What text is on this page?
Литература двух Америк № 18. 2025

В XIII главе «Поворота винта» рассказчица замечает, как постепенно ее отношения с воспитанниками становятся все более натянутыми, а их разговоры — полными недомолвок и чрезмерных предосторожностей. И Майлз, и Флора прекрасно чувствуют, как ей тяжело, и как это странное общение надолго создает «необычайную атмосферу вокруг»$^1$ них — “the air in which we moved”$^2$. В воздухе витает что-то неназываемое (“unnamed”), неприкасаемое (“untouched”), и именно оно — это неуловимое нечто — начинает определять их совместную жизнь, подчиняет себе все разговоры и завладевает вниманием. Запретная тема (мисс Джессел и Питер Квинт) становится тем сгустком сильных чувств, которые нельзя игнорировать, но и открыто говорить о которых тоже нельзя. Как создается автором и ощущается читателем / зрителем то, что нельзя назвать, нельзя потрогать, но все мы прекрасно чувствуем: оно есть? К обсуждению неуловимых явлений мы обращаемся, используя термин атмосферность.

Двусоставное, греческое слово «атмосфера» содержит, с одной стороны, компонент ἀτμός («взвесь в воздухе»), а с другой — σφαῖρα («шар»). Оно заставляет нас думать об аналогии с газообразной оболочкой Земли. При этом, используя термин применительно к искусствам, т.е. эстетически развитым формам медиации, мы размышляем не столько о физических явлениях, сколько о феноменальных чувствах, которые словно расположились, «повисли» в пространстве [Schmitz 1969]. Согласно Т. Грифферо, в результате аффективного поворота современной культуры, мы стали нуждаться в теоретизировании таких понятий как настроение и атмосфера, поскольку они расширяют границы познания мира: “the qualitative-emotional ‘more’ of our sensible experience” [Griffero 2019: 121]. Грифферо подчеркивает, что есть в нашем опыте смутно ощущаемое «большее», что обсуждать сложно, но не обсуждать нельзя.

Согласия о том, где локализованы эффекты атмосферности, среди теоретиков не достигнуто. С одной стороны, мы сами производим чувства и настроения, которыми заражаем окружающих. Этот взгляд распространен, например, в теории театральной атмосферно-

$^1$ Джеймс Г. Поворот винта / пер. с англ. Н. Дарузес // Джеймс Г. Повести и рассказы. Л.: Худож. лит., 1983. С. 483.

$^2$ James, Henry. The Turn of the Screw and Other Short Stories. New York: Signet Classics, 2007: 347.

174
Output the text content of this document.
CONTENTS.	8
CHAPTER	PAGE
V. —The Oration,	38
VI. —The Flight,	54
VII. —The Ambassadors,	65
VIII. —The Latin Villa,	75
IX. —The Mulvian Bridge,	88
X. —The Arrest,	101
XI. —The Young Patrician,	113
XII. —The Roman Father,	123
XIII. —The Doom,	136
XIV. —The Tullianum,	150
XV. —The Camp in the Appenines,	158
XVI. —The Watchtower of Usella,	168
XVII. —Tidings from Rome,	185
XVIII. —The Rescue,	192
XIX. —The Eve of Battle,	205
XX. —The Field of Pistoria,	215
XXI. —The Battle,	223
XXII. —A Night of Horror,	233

§ SHORT TASK
Quote every line from the line containing "Output the text content of this document." through the closing line of the listing, including both.

§ RIGHT ANSWER
Output the text content of this document.
CONTENTS.	8
CHAPTER	PAGE
V. —The Oration,	38
VI. —The Flight,	54
VII. —The Ambassadors,	65
VIII. —The Latin Villa,	75
IX. —The Mulvian Bridge,	88
X. —The Arrest,	101
XI. —The Young Patrician,	113
XII. —The Roman Father,	123
XIII. —The Doom,	136
XIV. —The Tullianum,	150
XV. —The Camp in the Appenines,	158
XVI. —The Watchtower of Usella,	168
XVII. —Tidings from Rome,	185
XVIII. —The Rescue,	192
XIX. —The Eve of Battle,	205
XX. —The Field of Pistoria,	215
XXI. —The Battle,	223
XXII. —A Night of Horror,	233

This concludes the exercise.